- Directions for this task
In your copy, include every line of the listing below exactly but none of the pictures.
— Start of Material supplied —
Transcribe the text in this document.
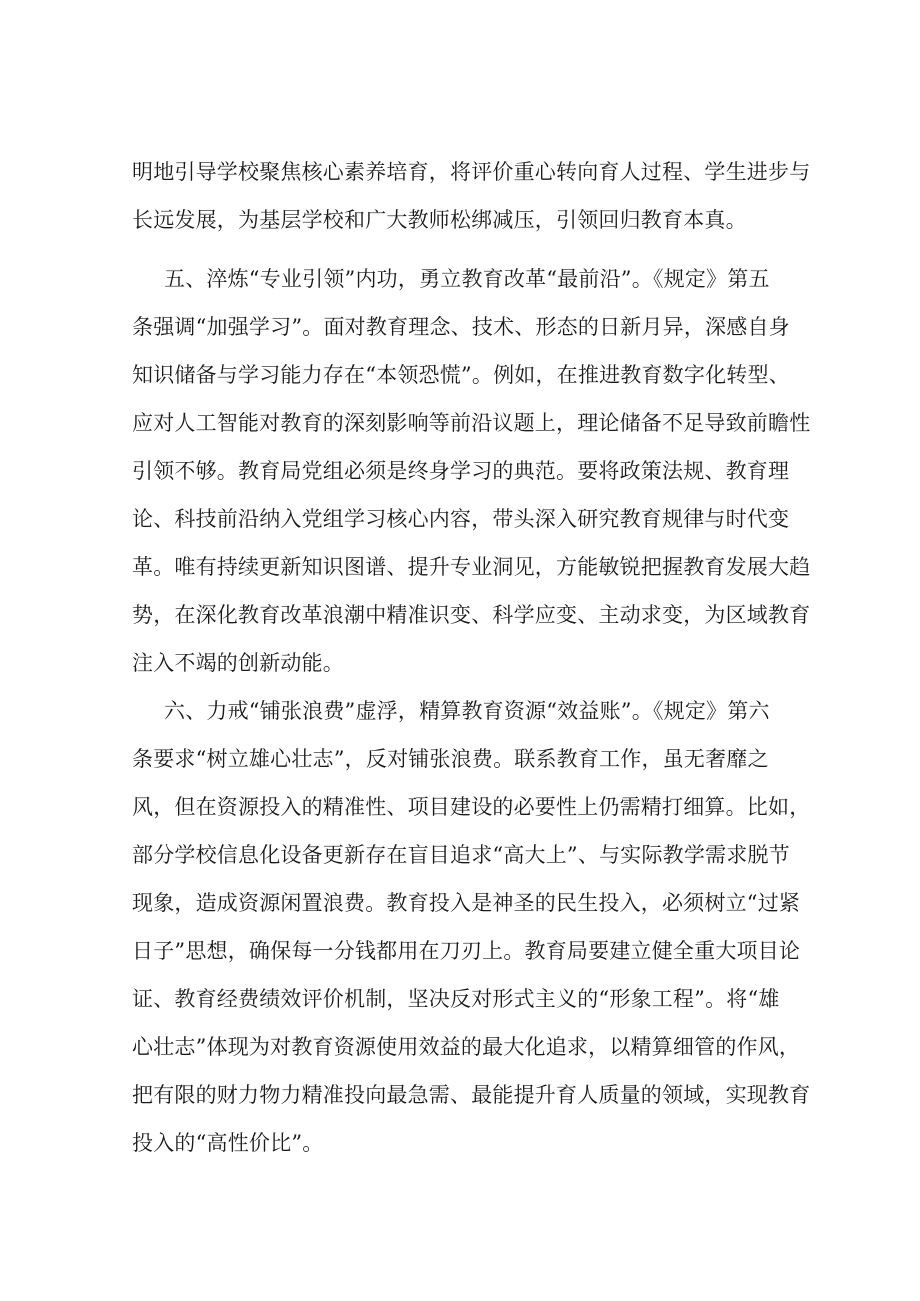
明地引导学校聚焦核心素养培育，将评价重心转向育人过程、学生进步与
长远发展，为基层学校和广大教师松绑减压，引领回归教育本真。

五、淬炼“专业引领”内功，勇立教育改革“最前沿”。《规定》第五
条强调“加强学习”。面对教育理念、技术、形态的日新月异，深感自身
知识储备与学习能力存在“本领恐慌”。例如，在推进教育数字化转型、
应对人工智能对教育的深刻影响等前沿议题上，理论储备不足导致前瞻性
引领不够。教育局党组必须是终身学习的典范。要将政策法规、教育理
论、科技前沿纳入党组学习核心内容，带头深入研究教育规律与时代变
革。唯有持续更新知识图谱、提升专业洞见，方能敏锐把握教育发展大趋
势，在深化教育改革浪潮中精准识变、科学应变、主动求变，为区域教育
注入不竭的创新动能。

六、力戒“铺张浪费”虚浮，精算教育资源“效益账”。《规定》第六
条要求“树立雄心壮志”，反对铺张浪费。联系教育工作，虽无奢靡之
风，但在资源投入的精准性、项目建设的必要性上仍需精打细算。比如，
部分学校信息化设备更新存在盲目追求“高大上”、与实际教学需求脱节
现象，造成资源闲置浪费。教育投入是神圣的民生投入，必须树立“过紧
日子”思想，确保每一分钱都用在刀刃上。教育局要建立健全重大项目论
证、教育经费绩效评价机制，坚决反对形式主义的“形象工程”。将“雄
心壮志”体现为对教育资源使用效益的最大化追求，以精算细管的作风，
把有限的财力物力精准投向最急需、最能提升育人质量的领域，实现教育
投入的“高性价比”。
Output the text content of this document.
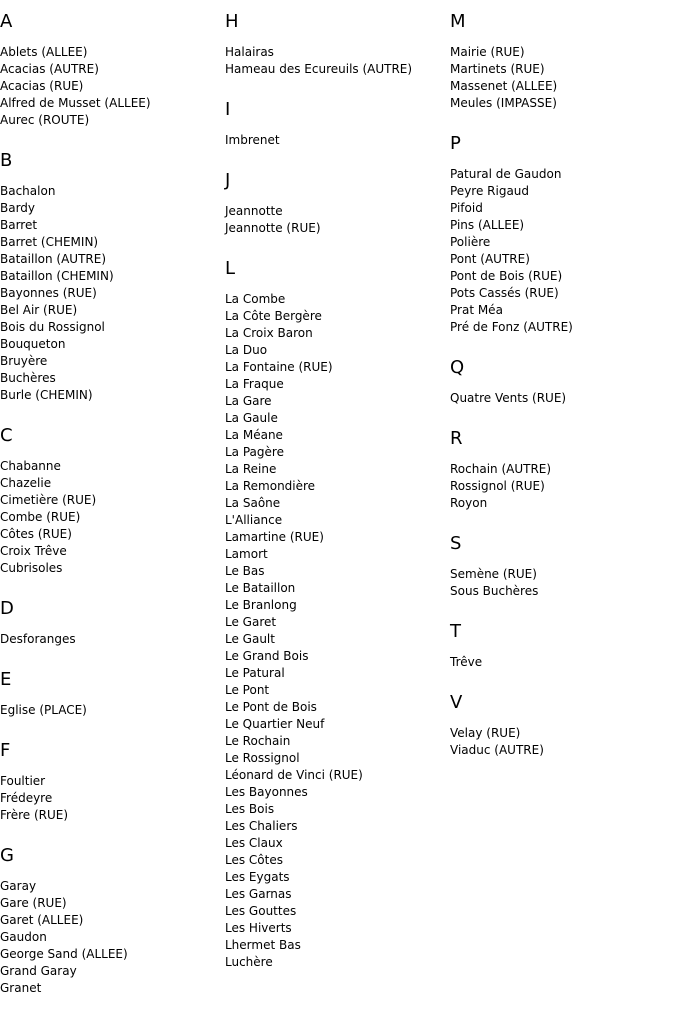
A
Ablets (ALLEE)
Acacias (AUTRE)
Acacias (RUE)
Alfred de Musset (ALLEE)
Aurec (ROUTE)
B
Bachalon
Bardy
Barret
Barret (CHEMIN)
Bataillon (AUTRE)
Bataillon (CHEMIN)
Bayonnes (RUE)
Bel Air (RUE)
Bois du Rossignol
Bouqueton
Bruyère
Buchères
Burle (CHEMIN)
C
Chabanne
Chazelie
Cimetière (RUE)
Combe (RUE)
Côtes (RUE)
Croix Trêve
Cubrisoles
D
Desforanges
E
Eglise (PLACE)
F
Foultier
Frédeyre
Frère (RUE)
G
Garay
Gare (RUE)
Garet (ALLEE)
Gaudon
George Sand (ALLEE)
Grand Garay
Granet
H
Halairas
Hameau des Ecureuils (AUTRE)
I
Imbrenet
J
Jeannotte
Jeannotte (RUE)
L
La Combe
La Côte Bergère
La Croix Baron
La Duo
La Fontaine (RUE)
La Fraque
La Gare
La Gaule
La Méane
La Pagère
La Reine
La Remondière
La Saône
L'Alliance
Lamartine (RUE)
Lamort
Le Bas
Le Bataillon
Le Branlong
Le Garet
Le Gault
Le Grand Bois
Le Patural
Le Pont
Le Pont de Bois
Le Quartier Neuf
Le Rochain
Le Rossignol
Léonard de Vinci (RUE)
Les Bayonnes
Les Bois
Les Chaliers
Les Claux
Les Côtes
Les Eygats
Les Garnas
Les Gouttes
Les Hiverts
Lhermet Bas
Luchère
M
Mairie (RUE)
Martinets (RUE)
Massenet (ALLEE)
Meules (IMPASSE)
P
Patural de Gaudon
Peyre Rigaud
Pifoid
Pins (ALLEE)
Polière
Pont (AUTRE)
Pont de Bois (RUE)
Pots Cassés (RUE)
Prat Méa
Pré de Fonz (AUTRE)
Q
Quatre Vents (RUE)
R
Rochain (AUTRE)
Rossignol (RUE)
Royon
S
Semène (RUE)
Sous Buchères
T
Trêve
V
Velay (RUE)
Viaduc (AUTRE)
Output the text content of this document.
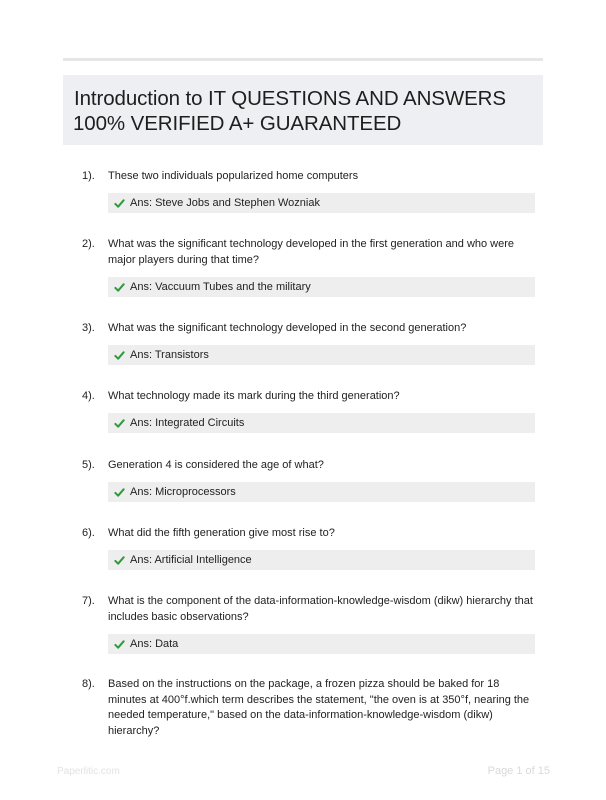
Introduction to IT QUESTIONS AND ANSWERS
100% VERIFIED A+ GUARANTEED
1). These two individuals popularized home computers
Ans: Steve Jobs and Stephen Wozniak
2). What was the significant technology developed in the first generation and who were major players during that time?
Ans: Vaccuum Tubes and the military
3). What was the significant technology developed in the second generation?
Ans: Transistors
4). What technology made its mark during the third generation?
Ans: Integrated Circuits
5). Generation 4 is considered the age of what?
Ans: Microprocessors
6). What did the fifth generation give most rise to?
Ans: Artificial Intelligence
7). What is the component of the data-information-knowledge-wisdom (dikw) hierarchy that includes basic observations?
Ans: Data
8). Based on the instructions on the package, a frozen pizza should be baked for 18 minutes at 400°f.which term describes the statement, "the oven is at 350°f, nearing the needed temperature," based on the data-information-knowledge-wisdom (dikw) hierarchy?
Paperlitic.com	Page 1 of 15
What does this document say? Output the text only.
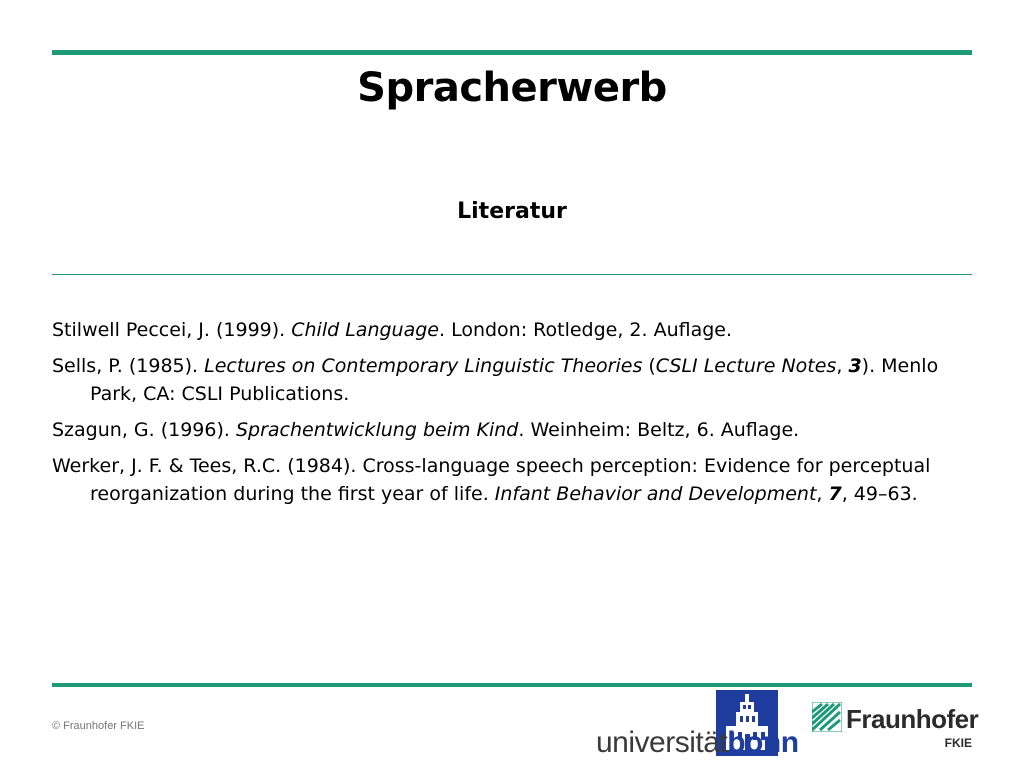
Spracherwerb
Literatur

Stilwell Peccei, J. (1999). Child Language. London: Rotledge, 2. Auflage.

Sells, P. (1985). Lectures on Contemporary Linguistic Theories (CSLI Lecture Notes, 3). Menlo Park, CA: CSLI Publications.

Szagun, G. (1996). Sprachentwicklung beim Kind. Weinheim: Beltz, 6. Auflage.

Werker, J. F. & Tees, R.C. (1984). Cross-language speech perception: Evidence for perceptual reorganization during the first year of life. Infant Behavior and Development, 7, 49–63.

© Fraunhofer FKIE	universitätbonn
Fraunhofer
FKIE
— End of Material supplied —
- Correct result
Transcribe the text in this document.
明地引导学校聚焦核心素养培育，将评价重心转向育人过程、学生进步与
长远发展，为基层学校和广大教师松绑减压，引领回归教育本真。

五、淬炼“专业引领”内功，勇立教育改革“最前沿”。《规定》第五
条强调“加强学习”。面对教育理念、技术、形态的日新月异，深感自身
知识储备与学习能力存在“本领恐慌”。例如，在推进教育数字化转型、
应对人工智能对教育的深刻影响等前沿议题上，理论储备不足导致前瞻性
引领不够。教育局党组必须是终身学习的典范。要将政策法规、教育理
论、科技前沿纳入党组学习核心内容，带头深入研究教育规律与时代变
革。唯有持续更新知识图谱、提升专业洞见，方能敏锐把握教育发展大趋
势，在深化教育改革浪潮中精准识变、科学应变、主动求变，为区域教育
注入不竭的创新动能。

六、力戒“铺张浪费”虚浮，精算教育资源“效益账”。《规定》第六
条要求“树立雄心壮志”，反对铺张浪费。联系教育工作，虽无奢靡之
风，但在资源投入的精准性、项目建设的必要性上仍需精打细算。比如，
部分学校信息化设备更新存在盲目追求“高大上”、与实际教学需求脱节
现象，造成资源闲置浪费。教育投入是神圣的民生投入，必须树立“过紧
日子”思想，确保每一分钱都用在刀刃上。教育局要建立健全重大项目论
证、教育经费绩效评价机制，坚决反对形式主义的“形象工程”。将“雄
心壮志”体现为对教育资源使用效益的最大化追求，以精算细管的作风，
把有限的财力物力精准投向最急需、最能提升育人质量的领域，实现教育
投入的“高性价比”。
Output the text content of this document.
A
Ablets (ALLEE)
Acacias (AUTRE)
Acacias (RUE)
Alfred de Musset (ALLEE)
Aurec (ROUTE)
B
Bachalon
Bardy
Barret
Barret (CHEMIN)
Bataillon (AUTRE)
Bataillon (CHEMIN)
Bayonnes (RUE)
Bel Air (RUE)
Bois du Rossignol
Bouqueton
Bruyère
Buchères
Burle (CHEMIN)
C
Chabanne
Chazelie
Cimetière (RUE)
Combe (RUE)
Côtes (RUE)
Croix Trêve
Cubrisoles
D
Desforanges
E
Eglise (PLACE)
F
Foultier
Frédeyre
Frère (RUE)
G
Garay
Gare (RUE)
Garet (ALLEE)
Gaudon
George Sand (ALLEE)
Grand Garay
Granet
H
Halairas
Hameau des Ecureuils (AUTRE)
I
Imbrenet
J
Jeannotte
Jeannotte (RUE)
L
La Combe
La Côte Bergère
La Croix Baron
La Duo
La Fontaine (RUE)
La Fraque
La Gare
La Gaule
La Méane
La Pagère
La Reine
La Remondière
La Saône
L'Alliance
Lamartine (RUE)
Lamort
Le Bas
Le Bataillon
Le Branlong
Le Garet
Le Gault
Le Grand Bois
Le Patural
Le Pont
Le Pont de Bois
Le Quartier Neuf
Le Rochain
Le Rossignol
Léonard de Vinci (RUE)
Les Bayonnes
Les Bois
Les Chaliers
Les Claux
Les Côtes
Les Eygats
Les Garnas
Les Gouttes
Les Hiverts
Lhermet Bas
Luchère
M
Mairie (RUE)
Martinets (RUE)
Massenet (ALLEE)
Meules (IMPASSE)
P
Patural de Gaudon
Peyre Rigaud
Pifoid
Pins (ALLEE)
Polière
Pont (AUTRE)
Pont de Bois (RUE)
Pots Cassés (RUE)
Prat Méa
Pré de Fonz (AUTRE)
Q
Quatre Vents (RUE)
R
Rochain (AUTRE)
Rossignol (RUE)
Royon
S
Semène (RUE)
Sous Buchères
T
Trêve
V
Velay (RUE)
Viaduc (AUTRE)
Output the text content of this document.
Introduction to IT QUESTIONS AND ANSWERS
100% VERIFIED A+ GUARANTEED
1). These two individuals popularized home computers
Ans: Steve Jobs and Stephen Wozniak
2). What was the significant technology developed in the first generation and who were major players during that time?
Ans: Vaccuum Tubes and the military
3). What was the significant technology developed in the second generation?
Ans: Transistors
4). What technology made its mark during the third generation?
Ans: Integrated Circuits
5). Generation 4 is considered the age of what?
Ans: Microprocessors
6). What did the fifth generation give most rise to?
Ans: Artificial Intelligence
7). What is the component of the data-information-knowledge-wisdom (dikw) hierarchy that includes basic observations?
Ans: Data
8). Based on the instructions on the package, a frozen pizza should be baked for 18 minutes at 400°f.which term describes the statement, "the oven is at 350°f, nearing the needed temperature," based on the data-information-knowledge-wisdom (dikw) hierarchy?
Paperlitic.com	Page 1 of 15
What does this document say? Output the text only.
Spracherwerb
Literatur

Stilwell Peccei, J. (1999). Child Language. London: Rotledge, 2. Auflage.

Sells, P. (1985). Lectures on Contemporary Linguistic Theories (CSLI Lecture Notes, 3). Menlo Park, CA: CSLI Publications.

Szagun, G. (1996). Sprachentwicklung beim Kind. Weinheim: Beltz, 6. Auflage.

Werker, J. F. & Tees, R.C. (1984). Cross-language speech perception: Evidence for perceptual reorganization during the first year of life. Infant Behavior and Development, 7, 49–63.

© Fraunhofer FKIE	universitätbonn
Fraunhofer
FKIE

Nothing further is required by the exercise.